Description of the task: Rewrite the material below, replacing every occurrence of "colorbar-swatch" with "legend-swatch" and leaving everything else unchanged. Omit the pictures from your answer.

Source material:
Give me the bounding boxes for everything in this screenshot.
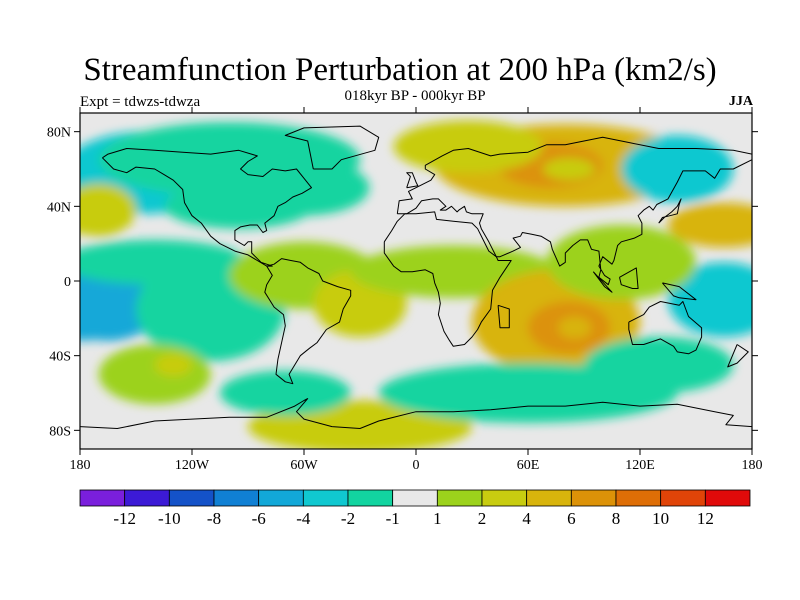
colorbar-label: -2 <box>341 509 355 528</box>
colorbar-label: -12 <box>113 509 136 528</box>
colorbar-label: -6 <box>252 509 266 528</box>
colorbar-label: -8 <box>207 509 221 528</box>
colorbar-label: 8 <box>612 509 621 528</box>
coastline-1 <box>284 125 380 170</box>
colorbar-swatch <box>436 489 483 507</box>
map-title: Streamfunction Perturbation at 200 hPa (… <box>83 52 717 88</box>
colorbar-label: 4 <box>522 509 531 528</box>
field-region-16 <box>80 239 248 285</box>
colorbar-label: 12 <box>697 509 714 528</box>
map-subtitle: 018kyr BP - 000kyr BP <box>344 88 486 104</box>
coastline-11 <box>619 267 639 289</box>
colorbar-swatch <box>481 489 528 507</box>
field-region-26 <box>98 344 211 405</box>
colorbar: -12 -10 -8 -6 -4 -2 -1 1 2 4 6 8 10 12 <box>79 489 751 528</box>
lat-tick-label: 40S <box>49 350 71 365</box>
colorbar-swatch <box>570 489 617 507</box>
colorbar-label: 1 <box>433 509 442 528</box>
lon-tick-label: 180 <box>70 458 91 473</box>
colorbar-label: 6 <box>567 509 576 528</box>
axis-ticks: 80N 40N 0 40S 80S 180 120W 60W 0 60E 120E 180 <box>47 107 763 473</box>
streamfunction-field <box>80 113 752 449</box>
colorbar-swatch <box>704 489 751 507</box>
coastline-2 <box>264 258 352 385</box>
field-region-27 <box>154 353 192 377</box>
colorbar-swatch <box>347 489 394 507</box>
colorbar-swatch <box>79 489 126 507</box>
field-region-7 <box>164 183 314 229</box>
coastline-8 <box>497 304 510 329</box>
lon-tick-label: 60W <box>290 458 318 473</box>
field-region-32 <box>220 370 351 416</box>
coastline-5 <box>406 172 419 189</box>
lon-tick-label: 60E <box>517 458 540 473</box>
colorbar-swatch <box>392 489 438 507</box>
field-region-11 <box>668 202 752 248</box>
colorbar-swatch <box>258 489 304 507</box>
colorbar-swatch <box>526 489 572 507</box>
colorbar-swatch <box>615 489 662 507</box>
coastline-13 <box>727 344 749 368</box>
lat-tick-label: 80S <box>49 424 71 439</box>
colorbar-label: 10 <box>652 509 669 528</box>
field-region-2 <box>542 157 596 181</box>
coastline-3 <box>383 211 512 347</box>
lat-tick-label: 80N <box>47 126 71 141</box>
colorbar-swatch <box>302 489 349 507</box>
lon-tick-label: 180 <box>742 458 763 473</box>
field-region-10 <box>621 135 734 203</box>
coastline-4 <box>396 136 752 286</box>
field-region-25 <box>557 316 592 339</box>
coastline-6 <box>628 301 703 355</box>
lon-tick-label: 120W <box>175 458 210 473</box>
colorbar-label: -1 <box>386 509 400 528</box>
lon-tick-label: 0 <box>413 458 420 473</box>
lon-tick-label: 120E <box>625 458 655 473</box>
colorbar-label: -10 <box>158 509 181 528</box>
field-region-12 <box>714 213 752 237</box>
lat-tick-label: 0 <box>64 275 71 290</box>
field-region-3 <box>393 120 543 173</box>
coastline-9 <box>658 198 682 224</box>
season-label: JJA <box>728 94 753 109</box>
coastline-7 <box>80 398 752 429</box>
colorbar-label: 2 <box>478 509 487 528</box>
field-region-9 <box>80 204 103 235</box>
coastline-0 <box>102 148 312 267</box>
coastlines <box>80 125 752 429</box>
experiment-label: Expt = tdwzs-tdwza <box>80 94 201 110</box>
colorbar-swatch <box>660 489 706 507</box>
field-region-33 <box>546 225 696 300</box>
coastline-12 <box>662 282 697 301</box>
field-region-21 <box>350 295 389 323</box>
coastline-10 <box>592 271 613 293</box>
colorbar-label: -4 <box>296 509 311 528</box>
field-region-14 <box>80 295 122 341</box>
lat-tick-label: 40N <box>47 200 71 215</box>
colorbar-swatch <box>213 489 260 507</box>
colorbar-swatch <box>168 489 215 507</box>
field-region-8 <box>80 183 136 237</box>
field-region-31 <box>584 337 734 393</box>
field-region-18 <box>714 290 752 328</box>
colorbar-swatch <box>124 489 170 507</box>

Completed task:
Give me the bounding boxes for everything in this screenshot.
colorbar-label: -2 <box>341 509 355 528</box>
colorbar-label: -12 <box>113 509 136 528</box>
colorbar-label: -6 <box>252 509 266 528</box>
colorbar-label: -8 <box>207 509 221 528</box>
colorbar-label: 8 <box>612 509 621 528</box>
coastline-1 <box>284 125 380 170</box>
legend-swatch <box>436 489 483 507</box>
map-title: Streamfunction Perturbation at 200 hPa (… <box>83 52 717 88</box>
colorbar-label: 4 <box>522 509 531 528</box>
field-region-16 <box>80 239 248 285</box>
colorbar-label: 12 <box>697 509 714 528</box>
map-subtitle: 018kyr BP - 000kyr BP <box>344 88 486 104</box>
coastline-11 <box>619 267 639 289</box>
legend-swatch <box>481 489 528 507</box>
field-region-26 <box>98 344 211 405</box>
colorbar: -12 -10 -8 -6 -4 -2 -1 1 2 4 6 8 10 12 <box>79 489 751 528</box>
lat-tick-label: 40S <box>49 350 71 365</box>
legend-swatch <box>570 489 617 507</box>
colorbar-label: 1 <box>433 509 442 528</box>
lon-tick-label: 180 <box>70 458 91 473</box>
colorbar-label: 6 <box>567 509 576 528</box>
axis-ticks: 80N 40N 0 40S 80S 180 120W 60W 0 60E 120E 180 <box>47 107 763 473</box>
streamfunction-field <box>80 113 752 449</box>
legend-swatch <box>704 489 751 507</box>
coastline-2 <box>264 258 352 385</box>
field-region-27 <box>154 353 192 377</box>
legend-swatch <box>347 489 394 507</box>
legend-swatch <box>79 489 126 507</box>
field-region-7 <box>164 183 314 229</box>
coastline-8 <box>497 304 510 329</box>
lon-tick-label: 60W <box>290 458 318 473</box>
field-region-32 <box>220 370 351 416</box>
coastline-5 <box>406 172 419 189</box>
lon-tick-label: 60E <box>517 458 540 473</box>
legend-swatch <box>392 489 438 507</box>
field-region-11 <box>668 202 752 248</box>
legend-swatch <box>258 489 304 507</box>
legend-swatch <box>526 489 572 507</box>
legend-swatch <box>615 489 662 507</box>
coastline-13 <box>727 344 749 368</box>
lat-tick-label: 80S <box>49 424 71 439</box>
colorbar-label: 10 <box>652 509 669 528</box>
field-region-2 <box>542 157 596 181</box>
coastline-3 <box>383 211 512 347</box>
lat-tick-label: 80N <box>47 126 71 141</box>
legend-swatch <box>302 489 349 507</box>
lon-tick-label: 180 <box>742 458 763 473</box>
field-region-10 <box>621 135 734 203</box>
coastline-4 <box>396 136 752 286</box>
field-region-25 <box>557 316 592 339</box>
coastline-6 <box>628 301 703 355</box>
lon-tick-label: 120W <box>175 458 210 473</box>
colorbar-label: -1 <box>386 509 400 528</box>
lon-tick-label: 0 <box>413 458 420 473</box>
lon-tick-label: 120E <box>625 458 655 473</box>
colorbar-label: -10 <box>158 509 181 528</box>
field-region-12 <box>714 213 752 237</box>
lat-tick-label: 0 <box>64 275 71 290</box>
field-region-3 <box>393 120 543 173</box>
coastline-9 <box>658 198 682 224</box>
season-label: JJA <box>728 94 753 109</box>
coastline-7 <box>80 398 752 429</box>
colorbar-label: 2 <box>478 509 487 528</box>
field-region-9 <box>80 204 103 235</box>
coastline-0 <box>102 148 312 267</box>
coastlines <box>80 125 752 429</box>
experiment-label: Expt = tdwzs-tdwza <box>80 94 201 110</box>
legend-swatch <box>660 489 706 507</box>
field-region-33 <box>546 225 696 300</box>
coastline-12 <box>662 282 697 301</box>
field-region-21 <box>350 295 389 323</box>
coastline-10 <box>592 271 613 293</box>
colorbar-label: -4 <box>296 509 311 528</box>
field-region-14 <box>80 295 122 341</box>
lat-tick-label: 40N <box>47 200 71 215</box>
legend-swatch <box>213 489 260 507</box>
legend-swatch <box>168 489 215 507</box>
field-region-8 <box>80 183 136 237</box>
field-region-31 <box>584 337 734 393</box>
field-region-18 <box>714 290 752 328</box>
legend-swatch <box>124 489 170 507</box>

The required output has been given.